Figure record listings:
"""

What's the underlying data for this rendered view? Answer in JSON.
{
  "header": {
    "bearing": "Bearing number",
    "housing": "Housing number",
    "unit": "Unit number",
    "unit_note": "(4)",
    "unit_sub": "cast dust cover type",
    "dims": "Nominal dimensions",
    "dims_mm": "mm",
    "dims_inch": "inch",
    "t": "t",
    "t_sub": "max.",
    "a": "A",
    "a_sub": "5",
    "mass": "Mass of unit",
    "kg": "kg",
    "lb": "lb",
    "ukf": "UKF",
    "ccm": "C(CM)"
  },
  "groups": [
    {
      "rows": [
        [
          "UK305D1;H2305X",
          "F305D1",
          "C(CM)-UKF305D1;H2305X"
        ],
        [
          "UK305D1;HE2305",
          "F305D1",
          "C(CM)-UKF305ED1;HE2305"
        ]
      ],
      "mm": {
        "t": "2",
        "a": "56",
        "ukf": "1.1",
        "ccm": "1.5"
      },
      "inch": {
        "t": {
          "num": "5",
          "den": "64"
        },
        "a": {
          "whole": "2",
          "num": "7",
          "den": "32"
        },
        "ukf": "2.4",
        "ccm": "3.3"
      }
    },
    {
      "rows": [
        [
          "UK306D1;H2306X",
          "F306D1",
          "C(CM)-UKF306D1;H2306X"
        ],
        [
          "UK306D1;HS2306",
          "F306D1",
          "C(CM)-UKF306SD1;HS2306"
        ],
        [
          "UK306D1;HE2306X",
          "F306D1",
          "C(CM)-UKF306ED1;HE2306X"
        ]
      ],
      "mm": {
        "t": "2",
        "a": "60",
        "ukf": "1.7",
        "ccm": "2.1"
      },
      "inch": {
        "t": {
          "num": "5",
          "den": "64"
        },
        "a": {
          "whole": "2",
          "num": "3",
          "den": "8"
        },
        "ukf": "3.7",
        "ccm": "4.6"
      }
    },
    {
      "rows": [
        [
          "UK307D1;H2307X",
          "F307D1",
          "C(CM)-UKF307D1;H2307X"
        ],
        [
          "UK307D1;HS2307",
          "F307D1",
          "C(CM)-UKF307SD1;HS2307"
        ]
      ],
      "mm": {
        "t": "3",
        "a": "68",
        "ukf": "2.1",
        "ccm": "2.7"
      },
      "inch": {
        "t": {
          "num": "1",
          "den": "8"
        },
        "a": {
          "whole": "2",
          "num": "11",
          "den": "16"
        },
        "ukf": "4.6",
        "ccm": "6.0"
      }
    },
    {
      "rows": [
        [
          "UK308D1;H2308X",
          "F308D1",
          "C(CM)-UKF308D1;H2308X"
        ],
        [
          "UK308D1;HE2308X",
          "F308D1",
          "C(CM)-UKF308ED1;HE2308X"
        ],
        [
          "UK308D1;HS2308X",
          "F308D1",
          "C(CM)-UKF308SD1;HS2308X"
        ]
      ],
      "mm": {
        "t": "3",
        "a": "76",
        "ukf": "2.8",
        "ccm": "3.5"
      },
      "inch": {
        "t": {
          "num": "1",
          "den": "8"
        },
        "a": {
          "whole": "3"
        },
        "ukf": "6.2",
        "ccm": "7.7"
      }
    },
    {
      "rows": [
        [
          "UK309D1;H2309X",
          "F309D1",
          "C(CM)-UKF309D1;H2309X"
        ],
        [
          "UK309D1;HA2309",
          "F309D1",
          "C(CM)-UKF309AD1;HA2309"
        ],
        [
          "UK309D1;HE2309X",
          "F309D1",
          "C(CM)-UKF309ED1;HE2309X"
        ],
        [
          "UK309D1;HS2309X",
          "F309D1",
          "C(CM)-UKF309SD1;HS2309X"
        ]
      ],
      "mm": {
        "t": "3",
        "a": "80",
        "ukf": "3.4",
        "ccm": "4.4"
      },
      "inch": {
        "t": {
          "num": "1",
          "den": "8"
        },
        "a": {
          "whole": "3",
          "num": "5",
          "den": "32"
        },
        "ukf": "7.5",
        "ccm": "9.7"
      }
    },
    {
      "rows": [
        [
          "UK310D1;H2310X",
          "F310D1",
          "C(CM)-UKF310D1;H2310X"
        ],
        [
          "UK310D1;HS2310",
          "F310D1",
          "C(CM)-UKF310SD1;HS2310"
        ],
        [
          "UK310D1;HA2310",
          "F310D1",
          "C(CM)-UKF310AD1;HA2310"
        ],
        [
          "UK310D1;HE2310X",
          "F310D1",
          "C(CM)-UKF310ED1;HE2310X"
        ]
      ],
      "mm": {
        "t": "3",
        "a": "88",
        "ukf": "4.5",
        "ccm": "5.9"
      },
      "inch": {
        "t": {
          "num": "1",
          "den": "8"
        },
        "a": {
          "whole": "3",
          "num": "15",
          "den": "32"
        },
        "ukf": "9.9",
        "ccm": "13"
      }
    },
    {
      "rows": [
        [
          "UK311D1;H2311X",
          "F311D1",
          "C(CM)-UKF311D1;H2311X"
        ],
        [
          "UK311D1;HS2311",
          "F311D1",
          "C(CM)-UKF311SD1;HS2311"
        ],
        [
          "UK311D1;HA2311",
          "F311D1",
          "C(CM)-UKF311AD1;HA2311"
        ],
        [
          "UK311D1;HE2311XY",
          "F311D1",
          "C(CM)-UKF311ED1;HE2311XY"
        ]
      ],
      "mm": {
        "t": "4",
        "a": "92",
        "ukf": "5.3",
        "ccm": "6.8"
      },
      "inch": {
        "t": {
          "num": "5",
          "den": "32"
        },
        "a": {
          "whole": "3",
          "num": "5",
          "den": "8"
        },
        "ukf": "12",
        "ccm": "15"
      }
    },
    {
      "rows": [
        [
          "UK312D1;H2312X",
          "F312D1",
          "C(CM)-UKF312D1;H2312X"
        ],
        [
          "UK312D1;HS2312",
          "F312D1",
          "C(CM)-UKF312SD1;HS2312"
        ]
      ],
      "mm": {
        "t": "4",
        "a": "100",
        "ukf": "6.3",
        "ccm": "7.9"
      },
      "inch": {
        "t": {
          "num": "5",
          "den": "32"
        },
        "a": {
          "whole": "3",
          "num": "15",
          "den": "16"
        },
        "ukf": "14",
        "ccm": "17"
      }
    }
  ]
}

"""

* **Problem to solve**: Pick out the lines that contain "number" and copy them.

* **Correct answer**:
    "bearing": "Bearing number",
    "housing": "Housing number",
    "unit": "Unit number",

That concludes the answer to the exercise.